* **Task objective**
Report the count of lines that carry the string "title", and add nothing.

────────────────────────────────────────

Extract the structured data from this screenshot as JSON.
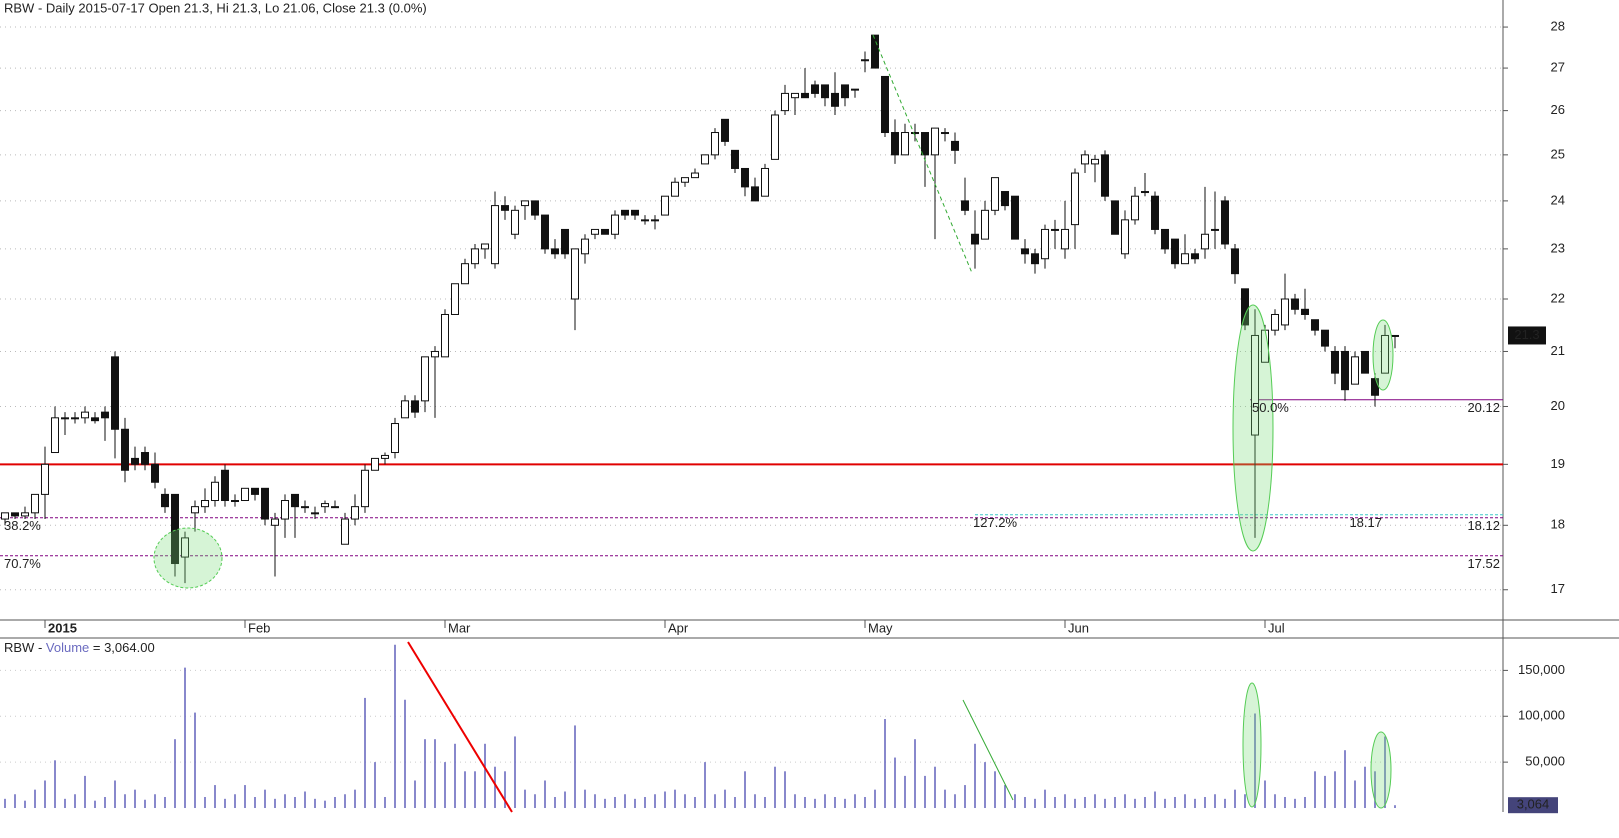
{
  "chart_data": {
    "type": "candlestick",
    "title": "RBW - Daily 2015-07-17 Open 21.3, Hi 21.3, Lo 21.06, Close 21.3 (0.0%)",
    "log_scale": true,
    "ylim": [
      16.55,
      28.68
    ],
    "yticks": [
      17,
      18,
      19,
      20,
      21,
      22,
      23,
      24,
      25,
      26,
      27,
      28
    ],
    "grid": true,
    "xlim": [
      -0.5,
      149.8
    ],
    "xticks": [
      {
        "value": 4,
        "label": "2015"
      },
      {
        "value": 24,
        "label": "Feb"
      },
      {
        "value": 44,
        "label": "Mar"
      },
      {
        "value": 66,
        "label": "Apr"
      },
      {
        "value": 86,
        "label": "May"
      },
      {
        "value": 106,
        "label": "Jun"
      },
      {
        "value": 126,
        "label": "Jul"
      }
    ],
    "up_color": "#ffffff",
    "down_color": "#111111",
    "candles": [
      [
        18.1,
        18.2,
        18.0,
        18.2
      ],
      [
        18.2,
        18.2,
        18.1,
        18.15
      ],
      [
        18.15,
        18.3,
        18.1,
        18.2
      ],
      [
        18.2,
        18.5,
        18.1,
        18.5
      ],
      [
        18.5,
        19.3,
        18.1,
        19.0
      ],
      [
        19.2,
        20.0,
        19.2,
        19.8
      ],
      [
        19.8,
        19.9,
        19.5,
        19.8
      ],
      [
        19.8,
        19.9,
        19.7,
        19.8
      ],
      [
        19.8,
        20.0,
        19.7,
        19.9
      ],
      [
        19.8,
        19.9,
        19.7,
        19.75
      ],
      [
        19.9,
        20.0,
        19.4,
        19.8
      ],
      [
        20.9,
        21.0,
        19.1,
        19.6
      ],
      [
        19.6,
        19.8,
        18.7,
        18.9
      ],
      [
        19.1,
        19.3,
        18.9,
        19.0
      ],
      [
        19.2,
        19.3,
        18.9,
        19.0
      ],
      [
        19.0,
        19.2,
        18.6,
        18.7
      ],
      [
        18.5,
        18.6,
        18.2,
        18.3
      ],
      [
        18.5,
        18.5,
        17.2,
        17.4
      ],
      [
        17.5,
        17.9,
        17.1,
        17.8
      ],
      [
        18.2,
        18.4,
        17.9,
        18.3
      ],
      [
        18.3,
        18.6,
        18.2,
        18.4
      ],
      [
        18.4,
        18.8,
        18.3,
        18.7
      ],
      [
        18.9,
        19.0,
        18.3,
        18.4
      ],
      [
        18.4,
        18.5,
        18.3,
        18.4
      ],
      [
        18.4,
        18.6,
        18.4,
        18.6
      ],
      [
        18.6,
        18.6,
        18.4,
        18.5
      ],
      [
        18.6,
        18.6,
        18.0,
        18.1
      ],
      [
        18.0,
        18.2,
        17.2,
        18.1
      ],
      [
        18.1,
        18.5,
        17.8,
        18.4
      ],
      [
        18.5,
        18.5,
        17.8,
        18.3
      ],
      [
        18.3,
        18.4,
        18.2,
        18.3
      ],
      [
        18.2,
        18.3,
        18.1,
        18.2
      ],
      [
        18.3,
        18.4,
        18.2,
        18.35
      ],
      [
        18.3,
        18.4,
        18.3,
        18.3
      ],
      [
        17.7,
        18.2,
        17.7,
        18.1
      ],
      [
        18.1,
        18.5,
        18.0,
        18.3
      ],
      [
        18.3,
        19.0,
        18.2,
        18.9
      ],
      [
        18.9,
        19.1,
        18.9,
        19.1
      ],
      [
        19.1,
        19.2,
        19.0,
        19.15
      ],
      [
        19.2,
        19.8,
        19.1,
        19.7
      ],
      [
        19.8,
        20.2,
        19.8,
        20.1
      ],
      [
        20.1,
        20.2,
        19.8,
        19.9
      ],
      [
        20.1,
        20.9,
        19.9,
        20.9
      ],
      [
        20.9,
        21.1,
        19.8,
        21.0
      ],
      [
        20.9,
        21.8,
        20.9,
        21.7
      ],
      [
        21.7,
        22.3,
        21.7,
        22.3
      ],
      [
        22.3,
        22.8,
        22.3,
        22.7
      ],
      [
        22.7,
        23.1,
        22.6,
        23.0
      ],
      [
        23.0,
        23.1,
        22.8,
        23.1
      ],
      [
        22.7,
        24.2,
        22.6,
        23.9
      ],
      [
        23.9,
        24.1,
        23.6,
        23.8
      ],
      [
        23.3,
        23.9,
        23.2,
        23.8
      ],
      [
        23.9,
        24.0,
        23.6,
        24.0
      ],
      [
        24.0,
        24.0,
        23.6,
        23.7
      ],
      [
        23.7,
        23.7,
        22.9,
        23.0
      ],
      [
        23.0,
        23.2,
        22.8,
        22.9
      ],
      [
        23.4,
        23.4,
        22.8,
        22.9
      ],
      [
        22.0,
        23.0,
        21.4,
        23.0
      ],
      [
        22.9,
        23.3,
        22.7,
        23.2
      ],
      [
        23.3,
        23.4,
        23.2,
        23.4
      ],
      [
        23.4,
        23.4,
        23.3,
        23.3
      ],
      [
        23.3,
        23.8,
        23.2,
        23.7
      ],
      [
        23.8,
        23.8,
        23.6,
        23.7
      ],
      [
        23.8,
        23.8,
        23.6,
        23.7
      ],
      [
        23.6,
        23.7,
        23.5,
        23.6
      ],
      [
        23.6,
        23.7,
        23.4,
        23.6
      ],
      [
        23.7,
        24.1,
        23.7,
        24.1
      ],
      [
        24.1,
        24.5,
        24.1,
        24.4
      ],
      [
        24.4,
        24.5,
        24.3,
        24.5
      ],
      [
        24.5,
        24.7,
        24.5,
        24.6
      ],
      [
        24.8,
        25.0,
        24.8,
        25.0
      ],
      [
        25.0,
        25.6,
        24.9,
        25.5
      ],
      [
        25.8,
        25.8,
        25.2,
        25.3
      ],
      [
        25.1,
        25.1,
        24.6,
        24.7
      ],
      [
        24.7,
        24.7,
        24.1,
        24.3
      ],
      [
        24.3,
        24.5,
        24.0,
        24.0
      ],
      [
        24.1,
        24.8,
        24.1,
        24.7
      ],
      [
        24.9,
        26.0,
        24.9,
        25.9
      ],
      [
        26.0,
        26.6,
        25.9,
        26.4
      ],
      [
        26.3,
        26.4,
        25.9,
        26.4
      ],
      [
        26.4,
        27.0,
        26.3,
        26.3
      ],
      [
        26.6,
        26.7,
        26.3,
        26.4
      ],
      [
        26.6,
        26.6,
        26.1,
        26.3
      ],
      [
        26.4,
        26.9,
        25.9,
        26.1
      ],
      [
        26.6,
        26.6,
        26.1,
        26.3
      ],
      [
        26.5,
        26.5,
        26.3,
        26.5
      ],
      [
        27.2,
        27.4,
        26.9,
        27.2
      ],
      [
        27.8,
        27.8,
        27.0,
        27.0
      ],
      [
        26.8,
        26.8,
        25.4,
        25.5
      ],
      [
        25.5,
        25.8,
        24.8,
        25.0
      ],
      [
        25.0,
        25.7,
        25.0,
        25.5
      ],
      [
        25.5,
        25.7,
        25.3,
        25.5
      ],
      [
        25.5,
        25.5,
        24.3,
        25.0
      ],
      [
        25.0,
        25.6,
        23.2,
        25.6
      ],
      [
        25.5,
        25.6,
        25.3,
        25.5
      ],
      [
        25.3,
        25.5,
        24.8,
        25.1
      ],
      [
        24.0,
        24.5,
        23.7,
        23.8
      ],
      [
        23.3,
        23.8,
        22.6,
        23.1
      ],
      [
        23.2,
        24.0,
        23.2,
        23.8
      ],
      [
        23.8,
        24.5,
        23.7,
        24.5
      ],
      [
        24.2,
        24.2,
        23.8,
        23.9
      ],
      [
        24.1,
        24.1,
        23.2,
        23.2
      ],
      [
        23.0,
        23.2,
        22.7,
        22.9
      ],
      [
        22.9,
        23.0,
        22.5,
        22.7
      ],
      [
        22.8,
        23.5,
        22.6,
        23.4
      ],
      [
        23.4,
        23.6,
        23.0,
        23.4
      ],
      [
        23.0,
        24.0,
        22.8,
        23.4
      ],
      [
        23.5,
        24.7,
        23.0,
        24.6
      ],
      [
        24.8,
        25.1,
        24.6,
        25.0
      ],
      [
        24.8,
        25.0,
        24.4,
        24.9
      ],
      [
        25.0,
        25.1,
        24.0,
        24.1
      ],
      [
        24.0,
        24.0,
        23.3,
        23.3
      ],
      [
        22.9,
        23.8,
        22.8,
        23.6
      ],
      [
        23.6,
        24.3,
        23.5,
        24.1
      ],
      [
        24.2,
        24.6,
        24.1,
        24.2
      ],
      [
        24.1,
        24.2,
        23.3,
        23.4
      ],
      [
        23.4,
        23.4,
        22.9,
        23.0
      ],
      [
        23.2,
        23.2,
        22.6,
        22.7
      ],
      [
        22.7,
        23.3,
        22.7,
        22.9
      ],
      [
        22.9,
        23.0,
        22.7,
        22.8
      ],
      [
        23.0,
        24.3,
        22.8,
        23.3
      ],
      [
        23.4,
        24.2,
        23.0,
        23.4
      ],
      [
        24.0,
        24.1,
        23.0,
        23.1
      ],
      [
        23.0,
        23.1,
        22.3,
        22.5
      ],
      [
        22.2,
        22.2,
        21.4,
        21.5
      ],
      [
        19.5,
        21.8,
        17.8,
        21.3
      ],
      [
        20.8,
        21.5,
        20.8,
        21.4
      ],
      [
        21.4,
        21.8,
        21.3,
        21.7
      ],
      [
        21.5,
        22.5,
        21.4,
        22.0
      ],
      [
        22.0,
        22.1,
        21.7,
        21.8
      ],
      [
        21.8,
        22.2,
        21.6,
        21.7
      ],
      [
        21.6,
        21.6,
        21.3,
        21.4
      ],
      [
        21.4,
        21.4,
        21.0,
        21.1
      ],
      [
        21.0,
        21.1,
        20.4,
        20.6
      ],
      [
        21.0,
        21.1,
        20.1,
        20.3
      ],
      [
        20.4,
        21.0,
        20.4,
        20.9
      ],
      [
        21.0,
        21.0,
        20.6,
        20.6
      ],
      [
        20.5,
        20.6,
        20.0,
        20.2
      ],
      [
        20.6,
        21.5,
        20.6,
        21.3
      ],
      [
        21.3,
        21.3,
        21.06,
        21.3
      ]
    ],
    "levels": [
      {
        "value": 20.12,
        "label": "50.0%",
        "color": "#800080"
      },
      {
        "value": 18.12,
        "label": "38.2%",
        "color": "#800080"
      },
      {
        "value": 17.52,
        "label": "70.7%",
        "color": "#800080"
      },
      {
        "value": 18.17,
        "label": "127.2%",
        "color": "#40c8c8"
      }
    ],
    "horizontal_line": {
      "value": 19,
      "color": "#e00000"
    },
    "volume": {
      "title": [
        "RBW - ",
        "Volume",
        " = 3,064.00"
      ],
      "color": "#6b6bc0",
      "ylim": [
        0,
        185300
      ],
      "yticks": [
        {
          "value": 50000,
          "label": "50,000"
        },
        {
          "value": 100000,
          "label": "100,000"
        },
        {
          "value": 150000,
          "label": "150,000"
        }
      ],
      "last_value_label": "3,064",
      "values": [
        10000,
        15000,
        8000,
        20000,
        30000,
        52000,
        10000,
        15000,
        35000,
        8000,
        12000,
        30000,
        15000,
        20000,
        9000,
        15000,
        12000,
        75000,
        153000,
        104000,
        12000,
        25000,
        10000,
        15000,
        25000,
        12000,
        20000,
        10000,
        15000,
        12000,
        18000,
        10000,
        8000,
        12000,
        15000,
        20000,
        120000,
        50000,
        12000,
        178000,
        118000,
        30000,
        75000,
        75000,
        50000,
        70000,
        40000,
        40000,
        70000,
        45000,
        40000,
        78000,
        20000,
        15000,
        30000,
        12000,
        18000,
        90000,
        20000,
        15000,
        10000,
        12000,
        15000,
        10000,
        12000,
        15000,
        18000,
        20000,
        15000,
        12000,
        50000,
        15000,
        20000,
        12000,
        40000,
        15000,
        12000,
        45000,
        40000,
        15000,
        12000,
        10000,
        15000,
        12000,
        10000,
        15000,
        12000,
        20000,
        97000,
        55000,
        35000,
        75000,
        35000,
        45000,
        20000,
        15000,
        25000,
        70000,
        50000,
        40000,
        25000,
        15000,
        12000,
        10000,
        20000,
        12000,
        15000,
        10000,
        12000,
        15000,
        10000,
        12000,
        15000,
        10000,
        12000,
        18000,
        10000,
        12000,
        15000,
        10000,
        12000,
        15000,
        10000,
        20000,
        15000,
        103000,
        30000,
        15000,
        12000,
        10000,
        12000,
        40000,
        35000,
        40000,
        63000,
        30000,
        45000,
        40000,
        78000,
        3064
      ]
    }
  }
}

────────────────────────────────────────

* **Task answer**
2